* The problem
Check each line of the data for "JSON" and select those that have it.

==== Data rows ====

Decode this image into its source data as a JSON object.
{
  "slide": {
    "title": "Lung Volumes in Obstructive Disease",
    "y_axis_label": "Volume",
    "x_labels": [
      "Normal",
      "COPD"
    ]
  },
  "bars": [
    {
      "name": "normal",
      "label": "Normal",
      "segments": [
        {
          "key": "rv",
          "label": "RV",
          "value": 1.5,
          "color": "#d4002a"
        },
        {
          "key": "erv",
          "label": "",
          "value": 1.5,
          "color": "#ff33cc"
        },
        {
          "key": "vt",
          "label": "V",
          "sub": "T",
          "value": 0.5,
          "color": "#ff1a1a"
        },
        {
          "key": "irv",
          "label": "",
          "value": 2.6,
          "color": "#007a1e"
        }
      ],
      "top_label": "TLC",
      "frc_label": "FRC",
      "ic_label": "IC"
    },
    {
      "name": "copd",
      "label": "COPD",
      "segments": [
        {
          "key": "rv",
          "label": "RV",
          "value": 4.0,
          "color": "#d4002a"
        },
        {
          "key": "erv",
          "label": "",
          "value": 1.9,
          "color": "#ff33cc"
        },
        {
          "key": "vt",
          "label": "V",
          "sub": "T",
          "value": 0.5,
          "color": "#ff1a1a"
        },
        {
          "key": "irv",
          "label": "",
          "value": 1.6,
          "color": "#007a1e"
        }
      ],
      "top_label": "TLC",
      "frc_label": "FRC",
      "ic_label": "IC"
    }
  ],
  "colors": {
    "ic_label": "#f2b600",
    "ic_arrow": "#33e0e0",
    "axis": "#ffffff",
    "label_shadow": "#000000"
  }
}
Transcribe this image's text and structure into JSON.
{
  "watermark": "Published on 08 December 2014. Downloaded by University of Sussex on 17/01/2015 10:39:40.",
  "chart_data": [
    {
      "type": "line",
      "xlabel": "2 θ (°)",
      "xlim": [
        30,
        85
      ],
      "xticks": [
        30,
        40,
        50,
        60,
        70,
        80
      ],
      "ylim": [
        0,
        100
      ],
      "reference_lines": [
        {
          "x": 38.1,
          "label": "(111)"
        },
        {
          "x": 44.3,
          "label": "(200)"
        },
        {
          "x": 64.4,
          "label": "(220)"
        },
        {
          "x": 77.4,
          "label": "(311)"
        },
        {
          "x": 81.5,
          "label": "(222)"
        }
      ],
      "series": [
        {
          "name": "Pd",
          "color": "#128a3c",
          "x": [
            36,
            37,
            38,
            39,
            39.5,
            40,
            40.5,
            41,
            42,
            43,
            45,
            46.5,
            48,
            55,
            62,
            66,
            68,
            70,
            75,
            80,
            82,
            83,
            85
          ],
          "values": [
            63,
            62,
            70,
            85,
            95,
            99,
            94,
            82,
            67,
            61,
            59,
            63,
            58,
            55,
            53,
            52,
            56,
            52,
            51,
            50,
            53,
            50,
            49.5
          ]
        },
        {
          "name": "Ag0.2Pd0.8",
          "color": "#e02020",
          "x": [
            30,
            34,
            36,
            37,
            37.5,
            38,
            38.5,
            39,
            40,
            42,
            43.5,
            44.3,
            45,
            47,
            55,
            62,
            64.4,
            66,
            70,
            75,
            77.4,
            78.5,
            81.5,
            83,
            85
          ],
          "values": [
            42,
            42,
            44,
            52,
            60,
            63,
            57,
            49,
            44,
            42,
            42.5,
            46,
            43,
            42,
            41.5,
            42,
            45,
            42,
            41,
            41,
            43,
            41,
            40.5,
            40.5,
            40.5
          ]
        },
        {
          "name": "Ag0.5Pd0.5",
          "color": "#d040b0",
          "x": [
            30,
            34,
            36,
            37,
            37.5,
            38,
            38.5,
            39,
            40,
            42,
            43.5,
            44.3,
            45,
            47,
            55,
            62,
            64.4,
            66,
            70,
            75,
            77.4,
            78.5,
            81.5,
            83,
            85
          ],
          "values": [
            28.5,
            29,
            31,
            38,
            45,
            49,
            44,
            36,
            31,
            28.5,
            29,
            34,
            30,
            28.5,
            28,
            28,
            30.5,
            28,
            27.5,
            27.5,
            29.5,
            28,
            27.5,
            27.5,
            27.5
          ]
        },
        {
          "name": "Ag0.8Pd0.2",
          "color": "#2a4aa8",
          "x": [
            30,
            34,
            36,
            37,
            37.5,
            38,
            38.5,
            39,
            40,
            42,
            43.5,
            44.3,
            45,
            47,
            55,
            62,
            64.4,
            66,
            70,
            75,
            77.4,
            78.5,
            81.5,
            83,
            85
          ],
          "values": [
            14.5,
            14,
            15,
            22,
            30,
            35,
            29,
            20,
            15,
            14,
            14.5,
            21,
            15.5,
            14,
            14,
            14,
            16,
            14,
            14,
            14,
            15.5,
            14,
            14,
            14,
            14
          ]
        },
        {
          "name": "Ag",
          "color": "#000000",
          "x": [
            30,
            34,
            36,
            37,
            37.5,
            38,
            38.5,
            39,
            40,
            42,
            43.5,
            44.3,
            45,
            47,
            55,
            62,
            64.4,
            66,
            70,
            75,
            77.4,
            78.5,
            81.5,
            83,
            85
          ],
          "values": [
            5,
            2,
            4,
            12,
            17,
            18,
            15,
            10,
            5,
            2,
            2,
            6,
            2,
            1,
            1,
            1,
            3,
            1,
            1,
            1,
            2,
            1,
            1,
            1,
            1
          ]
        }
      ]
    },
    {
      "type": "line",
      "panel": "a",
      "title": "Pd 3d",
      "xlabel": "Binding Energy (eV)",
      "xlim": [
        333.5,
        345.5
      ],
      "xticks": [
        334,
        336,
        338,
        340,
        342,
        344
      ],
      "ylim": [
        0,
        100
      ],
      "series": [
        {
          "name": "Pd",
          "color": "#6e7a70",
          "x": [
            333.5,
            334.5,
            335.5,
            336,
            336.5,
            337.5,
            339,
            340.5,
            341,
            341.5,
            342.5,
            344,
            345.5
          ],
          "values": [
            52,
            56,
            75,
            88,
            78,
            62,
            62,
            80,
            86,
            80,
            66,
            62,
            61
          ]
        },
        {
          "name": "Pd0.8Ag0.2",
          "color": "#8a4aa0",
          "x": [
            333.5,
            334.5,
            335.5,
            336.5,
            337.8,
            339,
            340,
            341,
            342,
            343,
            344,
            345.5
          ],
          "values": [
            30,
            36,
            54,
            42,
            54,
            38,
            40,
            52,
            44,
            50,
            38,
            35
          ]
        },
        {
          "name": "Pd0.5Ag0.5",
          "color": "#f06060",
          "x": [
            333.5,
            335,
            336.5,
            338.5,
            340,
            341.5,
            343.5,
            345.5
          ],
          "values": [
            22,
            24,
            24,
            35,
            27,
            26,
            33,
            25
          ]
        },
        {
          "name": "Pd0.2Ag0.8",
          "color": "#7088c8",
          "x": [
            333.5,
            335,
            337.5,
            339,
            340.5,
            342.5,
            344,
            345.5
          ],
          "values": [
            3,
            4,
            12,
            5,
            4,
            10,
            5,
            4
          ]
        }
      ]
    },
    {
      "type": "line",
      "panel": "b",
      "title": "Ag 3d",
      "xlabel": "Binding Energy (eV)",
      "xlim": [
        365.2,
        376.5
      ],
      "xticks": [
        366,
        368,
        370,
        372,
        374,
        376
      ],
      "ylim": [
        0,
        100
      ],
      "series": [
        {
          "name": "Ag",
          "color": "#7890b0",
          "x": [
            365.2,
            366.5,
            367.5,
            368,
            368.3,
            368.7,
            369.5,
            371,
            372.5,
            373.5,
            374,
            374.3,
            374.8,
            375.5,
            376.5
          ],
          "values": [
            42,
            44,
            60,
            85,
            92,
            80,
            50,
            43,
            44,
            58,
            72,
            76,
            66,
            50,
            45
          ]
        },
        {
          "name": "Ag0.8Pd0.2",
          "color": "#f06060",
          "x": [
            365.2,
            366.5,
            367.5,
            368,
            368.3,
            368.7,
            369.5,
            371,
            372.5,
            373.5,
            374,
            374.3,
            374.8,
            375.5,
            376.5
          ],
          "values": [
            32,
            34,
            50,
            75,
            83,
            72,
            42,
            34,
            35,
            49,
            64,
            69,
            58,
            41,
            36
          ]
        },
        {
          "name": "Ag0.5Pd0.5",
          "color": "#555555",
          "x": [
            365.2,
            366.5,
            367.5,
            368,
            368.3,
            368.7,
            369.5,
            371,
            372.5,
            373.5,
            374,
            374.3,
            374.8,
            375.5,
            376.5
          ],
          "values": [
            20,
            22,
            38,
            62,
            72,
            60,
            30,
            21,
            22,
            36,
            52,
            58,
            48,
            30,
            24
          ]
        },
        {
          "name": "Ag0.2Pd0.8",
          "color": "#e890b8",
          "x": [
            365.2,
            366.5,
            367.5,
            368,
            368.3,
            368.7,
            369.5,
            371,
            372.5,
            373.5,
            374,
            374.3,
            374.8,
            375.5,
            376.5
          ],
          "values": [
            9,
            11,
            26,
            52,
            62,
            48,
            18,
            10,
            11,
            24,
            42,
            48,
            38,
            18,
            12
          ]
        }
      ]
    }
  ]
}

====

* Solution for this exercise
Decode this image into its source data as a JSON object.
Transcribe this image's text and structure into JSON.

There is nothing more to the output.